Saved entries
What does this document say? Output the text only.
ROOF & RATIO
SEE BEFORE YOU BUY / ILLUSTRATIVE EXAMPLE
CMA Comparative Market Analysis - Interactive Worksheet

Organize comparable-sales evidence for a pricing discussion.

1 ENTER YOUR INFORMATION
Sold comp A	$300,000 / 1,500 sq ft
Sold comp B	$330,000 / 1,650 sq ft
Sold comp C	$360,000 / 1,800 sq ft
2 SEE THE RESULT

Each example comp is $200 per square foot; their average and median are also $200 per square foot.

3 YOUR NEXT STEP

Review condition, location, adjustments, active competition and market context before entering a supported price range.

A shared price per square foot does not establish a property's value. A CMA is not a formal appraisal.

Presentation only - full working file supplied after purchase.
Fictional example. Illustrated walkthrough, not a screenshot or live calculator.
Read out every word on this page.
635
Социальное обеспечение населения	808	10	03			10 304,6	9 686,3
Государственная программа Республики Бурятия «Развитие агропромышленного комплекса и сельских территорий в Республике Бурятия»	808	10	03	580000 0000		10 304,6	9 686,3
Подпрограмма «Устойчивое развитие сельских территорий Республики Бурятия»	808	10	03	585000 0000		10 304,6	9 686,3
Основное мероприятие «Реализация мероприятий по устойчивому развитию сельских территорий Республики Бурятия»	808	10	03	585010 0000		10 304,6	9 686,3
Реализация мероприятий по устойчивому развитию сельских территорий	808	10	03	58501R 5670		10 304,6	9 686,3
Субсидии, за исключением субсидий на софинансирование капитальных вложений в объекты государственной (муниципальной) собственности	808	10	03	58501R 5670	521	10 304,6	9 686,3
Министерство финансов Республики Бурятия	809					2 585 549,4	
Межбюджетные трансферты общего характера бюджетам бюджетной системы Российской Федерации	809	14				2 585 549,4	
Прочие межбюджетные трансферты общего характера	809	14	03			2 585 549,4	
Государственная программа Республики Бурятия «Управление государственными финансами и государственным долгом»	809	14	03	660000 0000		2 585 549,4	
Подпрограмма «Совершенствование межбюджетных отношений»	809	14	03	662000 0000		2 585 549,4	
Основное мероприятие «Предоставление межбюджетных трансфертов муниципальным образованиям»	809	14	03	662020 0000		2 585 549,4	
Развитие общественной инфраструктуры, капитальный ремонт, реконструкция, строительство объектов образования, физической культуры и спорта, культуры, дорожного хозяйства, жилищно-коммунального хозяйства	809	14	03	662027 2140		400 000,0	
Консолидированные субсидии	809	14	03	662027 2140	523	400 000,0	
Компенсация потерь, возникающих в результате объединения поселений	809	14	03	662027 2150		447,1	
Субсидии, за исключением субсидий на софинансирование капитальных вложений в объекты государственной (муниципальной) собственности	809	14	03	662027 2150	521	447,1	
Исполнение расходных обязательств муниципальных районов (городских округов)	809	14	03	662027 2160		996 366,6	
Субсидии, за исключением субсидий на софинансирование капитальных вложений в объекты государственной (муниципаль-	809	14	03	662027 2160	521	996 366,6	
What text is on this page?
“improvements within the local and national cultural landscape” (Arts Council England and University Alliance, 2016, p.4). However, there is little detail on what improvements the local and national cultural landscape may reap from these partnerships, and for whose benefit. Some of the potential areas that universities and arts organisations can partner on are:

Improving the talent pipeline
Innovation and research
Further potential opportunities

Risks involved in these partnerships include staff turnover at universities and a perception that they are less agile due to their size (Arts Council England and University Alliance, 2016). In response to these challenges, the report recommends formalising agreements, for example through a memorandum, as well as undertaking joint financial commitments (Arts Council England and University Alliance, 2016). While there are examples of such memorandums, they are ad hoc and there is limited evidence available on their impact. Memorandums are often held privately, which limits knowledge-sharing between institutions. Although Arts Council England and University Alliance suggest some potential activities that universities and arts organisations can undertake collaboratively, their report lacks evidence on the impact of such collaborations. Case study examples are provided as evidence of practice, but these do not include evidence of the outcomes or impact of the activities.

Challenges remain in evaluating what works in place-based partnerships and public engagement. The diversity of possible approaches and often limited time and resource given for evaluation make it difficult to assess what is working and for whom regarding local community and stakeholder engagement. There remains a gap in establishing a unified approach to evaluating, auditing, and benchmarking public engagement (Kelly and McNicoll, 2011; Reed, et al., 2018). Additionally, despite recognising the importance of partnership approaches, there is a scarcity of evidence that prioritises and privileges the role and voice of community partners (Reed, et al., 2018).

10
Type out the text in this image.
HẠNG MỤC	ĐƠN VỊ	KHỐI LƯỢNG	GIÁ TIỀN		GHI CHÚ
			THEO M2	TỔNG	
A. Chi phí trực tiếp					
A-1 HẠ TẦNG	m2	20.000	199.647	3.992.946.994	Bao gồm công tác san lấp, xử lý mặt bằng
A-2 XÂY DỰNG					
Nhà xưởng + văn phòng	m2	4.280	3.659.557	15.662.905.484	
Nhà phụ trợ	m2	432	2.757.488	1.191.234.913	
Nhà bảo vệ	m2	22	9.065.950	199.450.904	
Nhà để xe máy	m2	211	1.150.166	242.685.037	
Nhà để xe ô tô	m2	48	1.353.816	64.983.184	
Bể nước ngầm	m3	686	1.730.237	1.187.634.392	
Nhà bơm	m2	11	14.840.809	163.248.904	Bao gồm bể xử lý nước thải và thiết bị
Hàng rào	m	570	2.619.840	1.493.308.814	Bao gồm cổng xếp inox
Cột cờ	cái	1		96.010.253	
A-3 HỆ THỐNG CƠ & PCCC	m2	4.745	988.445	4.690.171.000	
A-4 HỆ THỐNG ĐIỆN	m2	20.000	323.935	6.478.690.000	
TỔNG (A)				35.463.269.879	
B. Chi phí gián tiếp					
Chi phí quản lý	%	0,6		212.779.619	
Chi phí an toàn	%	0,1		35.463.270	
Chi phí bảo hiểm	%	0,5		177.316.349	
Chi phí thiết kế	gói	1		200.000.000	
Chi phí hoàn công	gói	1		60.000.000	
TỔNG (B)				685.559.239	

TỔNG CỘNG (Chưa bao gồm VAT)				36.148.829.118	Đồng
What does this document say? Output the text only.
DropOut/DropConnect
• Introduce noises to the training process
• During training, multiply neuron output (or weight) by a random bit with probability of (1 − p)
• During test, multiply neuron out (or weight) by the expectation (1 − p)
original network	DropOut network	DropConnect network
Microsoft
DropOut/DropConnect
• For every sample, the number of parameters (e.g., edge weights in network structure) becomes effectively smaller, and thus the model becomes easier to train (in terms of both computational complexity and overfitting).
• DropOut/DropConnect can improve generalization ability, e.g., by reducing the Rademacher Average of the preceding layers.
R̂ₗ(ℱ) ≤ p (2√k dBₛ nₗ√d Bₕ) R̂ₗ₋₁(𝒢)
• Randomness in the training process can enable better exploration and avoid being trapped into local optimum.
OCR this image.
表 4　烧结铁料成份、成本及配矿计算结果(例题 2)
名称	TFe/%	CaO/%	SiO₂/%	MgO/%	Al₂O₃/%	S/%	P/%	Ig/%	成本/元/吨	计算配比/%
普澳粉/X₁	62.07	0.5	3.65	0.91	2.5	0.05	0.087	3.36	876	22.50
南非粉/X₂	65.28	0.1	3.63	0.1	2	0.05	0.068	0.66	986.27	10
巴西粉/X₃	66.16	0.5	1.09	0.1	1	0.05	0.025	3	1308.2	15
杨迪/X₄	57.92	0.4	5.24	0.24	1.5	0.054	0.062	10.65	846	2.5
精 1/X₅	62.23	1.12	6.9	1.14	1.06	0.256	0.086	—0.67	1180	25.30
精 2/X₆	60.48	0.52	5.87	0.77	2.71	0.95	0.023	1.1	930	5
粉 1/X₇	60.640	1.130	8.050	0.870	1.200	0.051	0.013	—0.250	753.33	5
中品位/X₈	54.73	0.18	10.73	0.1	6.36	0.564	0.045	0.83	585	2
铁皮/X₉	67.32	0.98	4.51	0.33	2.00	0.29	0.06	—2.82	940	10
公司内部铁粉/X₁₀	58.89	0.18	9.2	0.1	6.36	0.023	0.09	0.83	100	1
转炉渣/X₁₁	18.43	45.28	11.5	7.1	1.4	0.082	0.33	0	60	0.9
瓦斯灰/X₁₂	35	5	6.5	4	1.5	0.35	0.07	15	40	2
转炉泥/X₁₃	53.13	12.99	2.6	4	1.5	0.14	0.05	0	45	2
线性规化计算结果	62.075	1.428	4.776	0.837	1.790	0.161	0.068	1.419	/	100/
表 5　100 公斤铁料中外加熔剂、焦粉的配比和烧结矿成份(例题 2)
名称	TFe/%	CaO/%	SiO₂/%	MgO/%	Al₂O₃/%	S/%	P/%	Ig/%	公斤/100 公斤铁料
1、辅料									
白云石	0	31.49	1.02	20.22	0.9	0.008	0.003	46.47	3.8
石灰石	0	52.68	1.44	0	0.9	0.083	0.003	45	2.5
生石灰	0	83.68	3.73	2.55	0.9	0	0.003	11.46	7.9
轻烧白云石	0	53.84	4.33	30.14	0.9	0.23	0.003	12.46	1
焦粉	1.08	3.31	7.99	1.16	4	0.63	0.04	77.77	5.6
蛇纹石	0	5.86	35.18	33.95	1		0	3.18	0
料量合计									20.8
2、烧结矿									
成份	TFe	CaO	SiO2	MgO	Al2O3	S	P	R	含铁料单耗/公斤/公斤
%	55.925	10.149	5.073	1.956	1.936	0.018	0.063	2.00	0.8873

• REQUEST
Provide only the number of lines in the records containing the string "THỐNG".

• SOLUTION
2